* _Provided data_
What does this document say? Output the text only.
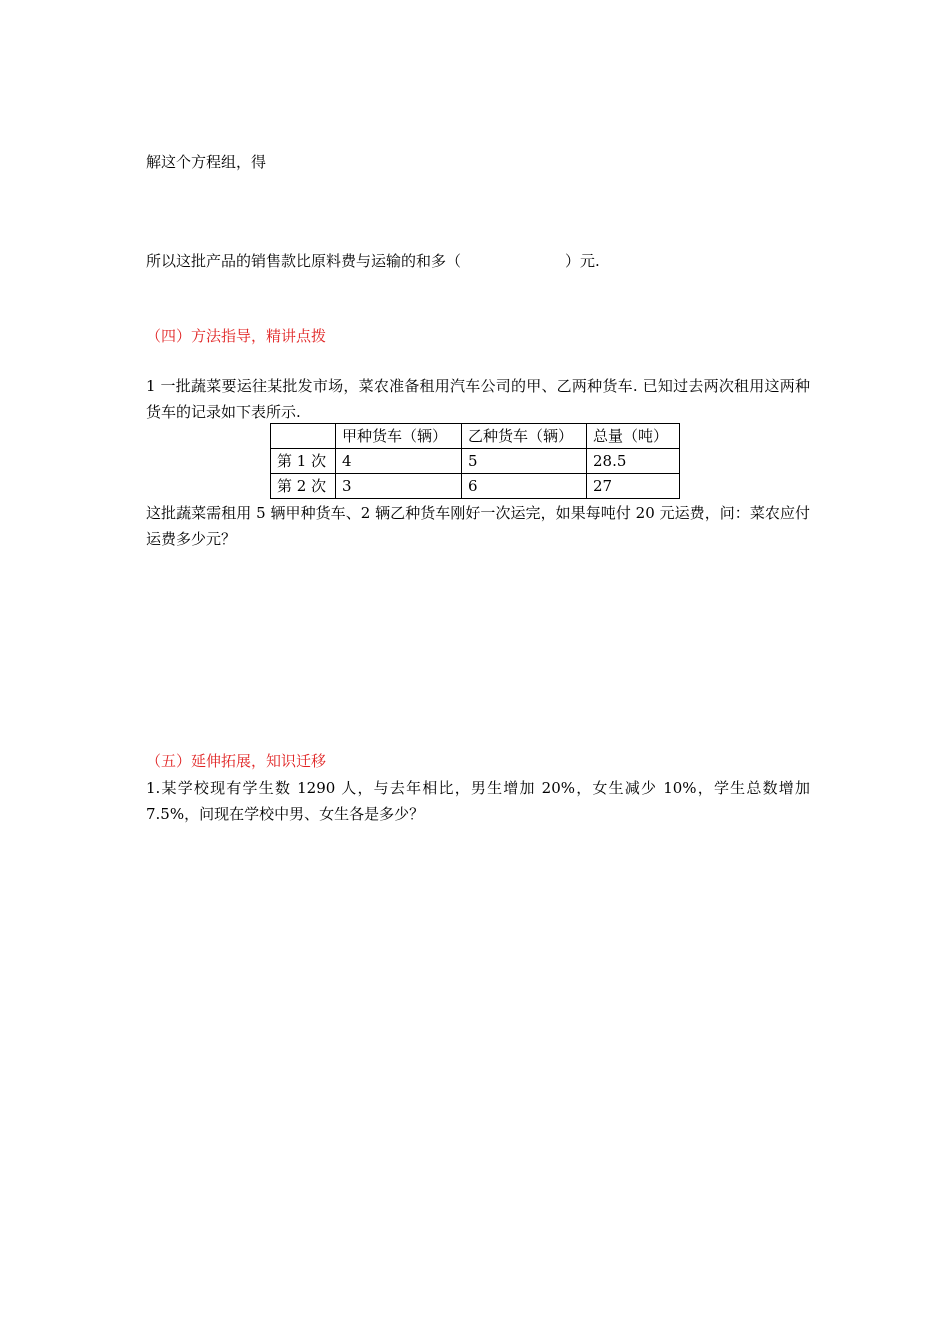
解这个方程组，得
所以这批产品的销售款比原料费与运输的和多（	）元.
（四）方法指导，精讲点拨
1 一批蔬菜要运往某批发市场，菜农准备租用汽车公司的甲、乙两种货车. 已知过去两次租用这两种货车的记录如下表所示.
	甲种货车（辆）	乙种货车（辆）	总量（吨）
第 1 次	4	5	28.5
第 2 次	3	6	27
这批蔬菜需租用 5 辆甲种货车、2 辆乙种货车刚好一次运完，如果每吨付 20 元运费，问：菜农应付运费多少元？
（五）延伸拓展，知识迁移
1.某学校现有学生数 1290 人，与去年相比，男生增加 20%，女生减少 10%，学生总数增加 7.5%，问现在学校中男、女生各是多少？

* _Goal of the exercise_
Without including any pictures, please restate all the records exactly.

* _Final result_
What does this document say? Output the text only.
解这个方程组，得
所以这批产品的销售款比原料费与运输的和多（	）元.
（四）方法指导，精讲点拨
1 一批蔬菜要运往某批发市场，菜农准备租用汽车公司的甲、乙两种货车. 已知过去两次租用这两种货车的记录如下表所示.
	甲种货车（辆）	乙种货车（辆）	总量（吨）
第 1 次	4	5	28.5
第 2 次	3	6	27
这批蔬菜需租用 5 辆甲种货车、2 辆乙种货车刚好一次运完，如果每吨付 20 元运费，问：菜农应付运费多少元？
（五）延伸拓展，知识迁移
1.某学校现有学生数 1290 人，与去年相比，男生增加 20%，女生减少 10%，学生总数增加 7.5%，问现在学校中男、女生各是多少？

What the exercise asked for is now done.